**Requirements:** Render the lines from the first one through the line with "serp-preview-icon[interactable] (386, 473, 407, 504)" as a Markdown table with the columns Row and Line, leaving out any blank lines.

BEGIN Dataset extract

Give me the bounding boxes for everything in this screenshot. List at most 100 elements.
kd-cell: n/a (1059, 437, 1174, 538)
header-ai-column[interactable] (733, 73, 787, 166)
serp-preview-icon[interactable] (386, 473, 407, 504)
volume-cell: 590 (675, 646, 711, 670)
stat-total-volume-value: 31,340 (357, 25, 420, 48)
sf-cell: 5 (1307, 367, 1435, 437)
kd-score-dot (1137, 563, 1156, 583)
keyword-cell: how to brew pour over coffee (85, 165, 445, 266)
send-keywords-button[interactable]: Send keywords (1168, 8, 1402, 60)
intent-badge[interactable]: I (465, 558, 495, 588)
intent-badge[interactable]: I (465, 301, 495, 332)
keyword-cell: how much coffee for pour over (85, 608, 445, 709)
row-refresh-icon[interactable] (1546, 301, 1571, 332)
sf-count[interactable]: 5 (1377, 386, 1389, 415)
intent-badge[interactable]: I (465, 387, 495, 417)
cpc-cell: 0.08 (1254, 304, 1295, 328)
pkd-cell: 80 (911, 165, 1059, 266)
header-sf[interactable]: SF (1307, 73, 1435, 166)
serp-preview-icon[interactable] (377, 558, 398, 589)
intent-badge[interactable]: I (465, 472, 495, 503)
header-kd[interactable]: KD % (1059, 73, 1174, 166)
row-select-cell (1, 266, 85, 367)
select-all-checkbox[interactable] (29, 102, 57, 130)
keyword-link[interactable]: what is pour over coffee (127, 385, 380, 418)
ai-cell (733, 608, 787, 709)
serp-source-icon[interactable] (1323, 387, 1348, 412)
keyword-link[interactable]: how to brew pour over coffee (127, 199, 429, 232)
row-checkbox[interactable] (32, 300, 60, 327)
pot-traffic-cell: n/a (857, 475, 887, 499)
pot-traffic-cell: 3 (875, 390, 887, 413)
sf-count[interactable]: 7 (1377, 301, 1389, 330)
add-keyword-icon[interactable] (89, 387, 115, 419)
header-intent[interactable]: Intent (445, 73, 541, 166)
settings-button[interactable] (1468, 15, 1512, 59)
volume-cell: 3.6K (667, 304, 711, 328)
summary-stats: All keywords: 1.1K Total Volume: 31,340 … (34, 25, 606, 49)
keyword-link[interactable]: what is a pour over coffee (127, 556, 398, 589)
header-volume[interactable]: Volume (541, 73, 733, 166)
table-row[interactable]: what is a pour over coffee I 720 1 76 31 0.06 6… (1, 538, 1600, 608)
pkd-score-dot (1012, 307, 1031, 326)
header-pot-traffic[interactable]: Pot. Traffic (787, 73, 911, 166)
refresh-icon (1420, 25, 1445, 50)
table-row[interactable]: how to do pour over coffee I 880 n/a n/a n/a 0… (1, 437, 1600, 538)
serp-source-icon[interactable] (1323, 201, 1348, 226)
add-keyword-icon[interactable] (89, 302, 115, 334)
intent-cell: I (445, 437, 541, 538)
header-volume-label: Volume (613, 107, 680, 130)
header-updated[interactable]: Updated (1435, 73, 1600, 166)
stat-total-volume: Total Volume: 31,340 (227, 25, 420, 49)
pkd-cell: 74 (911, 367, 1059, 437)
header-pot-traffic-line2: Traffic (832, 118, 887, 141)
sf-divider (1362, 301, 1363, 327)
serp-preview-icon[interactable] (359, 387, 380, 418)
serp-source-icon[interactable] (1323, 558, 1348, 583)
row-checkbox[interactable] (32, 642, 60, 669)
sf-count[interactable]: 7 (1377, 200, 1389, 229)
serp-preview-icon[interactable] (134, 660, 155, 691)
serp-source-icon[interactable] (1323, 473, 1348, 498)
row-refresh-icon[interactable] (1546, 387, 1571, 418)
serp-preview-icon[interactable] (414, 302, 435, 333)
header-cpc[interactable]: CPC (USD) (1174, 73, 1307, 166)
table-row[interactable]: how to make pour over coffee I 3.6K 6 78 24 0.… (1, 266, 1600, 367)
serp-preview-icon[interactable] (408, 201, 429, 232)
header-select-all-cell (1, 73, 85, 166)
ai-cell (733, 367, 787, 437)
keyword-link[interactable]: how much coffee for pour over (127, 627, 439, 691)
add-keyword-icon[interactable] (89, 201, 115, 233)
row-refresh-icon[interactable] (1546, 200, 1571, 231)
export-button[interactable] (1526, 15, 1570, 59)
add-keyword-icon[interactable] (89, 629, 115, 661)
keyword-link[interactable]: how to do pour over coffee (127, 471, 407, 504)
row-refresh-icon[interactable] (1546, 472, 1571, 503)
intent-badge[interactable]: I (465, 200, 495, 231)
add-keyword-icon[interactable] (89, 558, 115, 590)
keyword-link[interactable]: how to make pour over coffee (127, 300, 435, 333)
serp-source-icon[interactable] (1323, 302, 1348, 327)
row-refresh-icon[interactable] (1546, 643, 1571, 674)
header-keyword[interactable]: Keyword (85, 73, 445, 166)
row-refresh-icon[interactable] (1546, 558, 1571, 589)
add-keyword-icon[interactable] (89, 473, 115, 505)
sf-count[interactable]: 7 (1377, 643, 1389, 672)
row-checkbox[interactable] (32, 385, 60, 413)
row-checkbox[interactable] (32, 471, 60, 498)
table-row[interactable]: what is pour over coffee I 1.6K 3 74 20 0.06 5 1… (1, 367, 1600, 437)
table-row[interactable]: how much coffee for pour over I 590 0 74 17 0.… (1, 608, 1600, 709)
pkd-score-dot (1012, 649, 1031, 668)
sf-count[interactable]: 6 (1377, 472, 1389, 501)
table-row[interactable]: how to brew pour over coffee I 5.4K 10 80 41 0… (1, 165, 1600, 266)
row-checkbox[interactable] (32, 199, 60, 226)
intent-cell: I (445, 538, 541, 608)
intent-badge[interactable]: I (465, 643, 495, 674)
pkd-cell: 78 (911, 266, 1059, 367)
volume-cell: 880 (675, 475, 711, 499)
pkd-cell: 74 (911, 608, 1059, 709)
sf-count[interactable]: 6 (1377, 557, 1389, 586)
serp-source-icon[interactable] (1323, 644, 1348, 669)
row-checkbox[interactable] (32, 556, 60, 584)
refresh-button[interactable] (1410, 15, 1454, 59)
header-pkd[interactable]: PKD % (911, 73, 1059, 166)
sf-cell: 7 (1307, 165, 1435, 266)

END Dataset extract

**The response:**
| Row | Line |
|---|---|
| 1 | Give me the bounding boxes for everything in this screenshot. List at most 100 elements. |
| 2 | kd-cell: n/a (1059, 437, 1174, 538) |
| 3 | header-ai-column[interactable] (733, 73, 787, 166) |
| 4 | serp-preview-icon[interactable] (386, 473, 407, 504) |